- **TASK OBJECTIVE**: The listing beneath should be written out in full, exactly as shown.

Saved data entries:
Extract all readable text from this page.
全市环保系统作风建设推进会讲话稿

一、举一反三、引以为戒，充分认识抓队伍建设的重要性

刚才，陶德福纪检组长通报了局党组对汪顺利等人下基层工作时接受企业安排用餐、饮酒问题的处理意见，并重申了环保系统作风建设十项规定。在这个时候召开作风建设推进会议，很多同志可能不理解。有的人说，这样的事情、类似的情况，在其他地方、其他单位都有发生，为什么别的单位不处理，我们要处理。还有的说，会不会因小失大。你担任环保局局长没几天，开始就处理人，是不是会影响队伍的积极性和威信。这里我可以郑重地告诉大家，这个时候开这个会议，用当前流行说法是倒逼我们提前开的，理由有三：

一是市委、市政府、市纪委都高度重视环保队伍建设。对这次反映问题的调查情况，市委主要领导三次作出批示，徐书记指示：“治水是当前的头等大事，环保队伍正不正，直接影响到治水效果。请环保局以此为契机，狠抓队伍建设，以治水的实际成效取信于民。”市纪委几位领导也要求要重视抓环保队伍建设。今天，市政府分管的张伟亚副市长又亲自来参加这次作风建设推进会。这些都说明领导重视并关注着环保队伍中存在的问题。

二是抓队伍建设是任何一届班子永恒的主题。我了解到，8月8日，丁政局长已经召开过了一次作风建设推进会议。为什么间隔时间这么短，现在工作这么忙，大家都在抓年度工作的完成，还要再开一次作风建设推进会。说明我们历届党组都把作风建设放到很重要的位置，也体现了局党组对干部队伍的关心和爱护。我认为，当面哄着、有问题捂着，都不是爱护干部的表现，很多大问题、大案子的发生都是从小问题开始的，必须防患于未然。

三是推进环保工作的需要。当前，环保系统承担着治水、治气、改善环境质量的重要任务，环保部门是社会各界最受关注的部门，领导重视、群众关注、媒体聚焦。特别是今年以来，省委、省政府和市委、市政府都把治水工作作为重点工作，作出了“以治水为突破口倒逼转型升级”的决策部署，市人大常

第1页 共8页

- **TASK OUTPUT**:
Extract all readable text from this page.
全市环保系统作风建设推进会讲话稿

一、举一反三、引以为戒，充分认识抓队伍建设的重要性

刚才，陶德福纪检组长通报了局党组对汪顺利等人下基层工作时接受企业安排用餐、饮酒问题的处理意见，并重申了环保系统作风建设十项规定。在这个时候召开作风建设推进会议，很多同志可能不理解。有的人说，这样的事情、类似的情况，在其他地方、其他单位都有发生，为什么别的单位不处理，我们要处理。还有的说，会不会因小失大。你担任环保局局长没几天，开始就处理人，是不是会影响队伍的积极性和威信。这里我可以郑重地告诉大家，这个时候开这个会议，用当前流行说法是倒逼我们提前开的，理由有三：

一是市委、市政府、市纪委都高度重视环保队伍建设。对这次反映问题的调查情况，市委主要领导三次作出批示，徐书记指示：“治水是当前的头等大事，环保队伍正不正，直接影响到治水效果。请环保局以此为契机，狠抓队伍建设，以治水的实际成效取信于民。”市纪委几位领导也要求要重视抓环保队伍建设。今天，市政府分管的张伟亚副市长又亲自来参加这次作风建设推进会。这些都说明领导重视并关注着环保队伍中存在的问题。

二是抓队伍建设是任何一届班子永恒的主题。我了解到，8月8日，丁政局长已经召开过了一次作风建设推进会议。为什么间隔时间这么短，现在工作这么忙，大家都在抓年度工作的完成，还要再开一次作风建设推进会。说明我们历届党组都把作风建设放到很重要的位置，也体现了局党组对干部队伍的关心和爱护。我认为，当面哄着、有问题捂着，都不是爱护干部的表现，很多大问题、大案子的发生都是从小问题开始的，必须防患于未然。

三是推进环保工作的需要。当前，环保系统承担着治水、治气、改善环境质量的重要任务，环保部门是社会各界最受关注的部门，领导重视、群众关注、媒体聚焦。特别是今年以来，省委、省政府和市委、市政府都把治水工作作为重点工作，作出了“以治水为突破口倒逼转型升级”的决策部署，市人大常

第1页 共8页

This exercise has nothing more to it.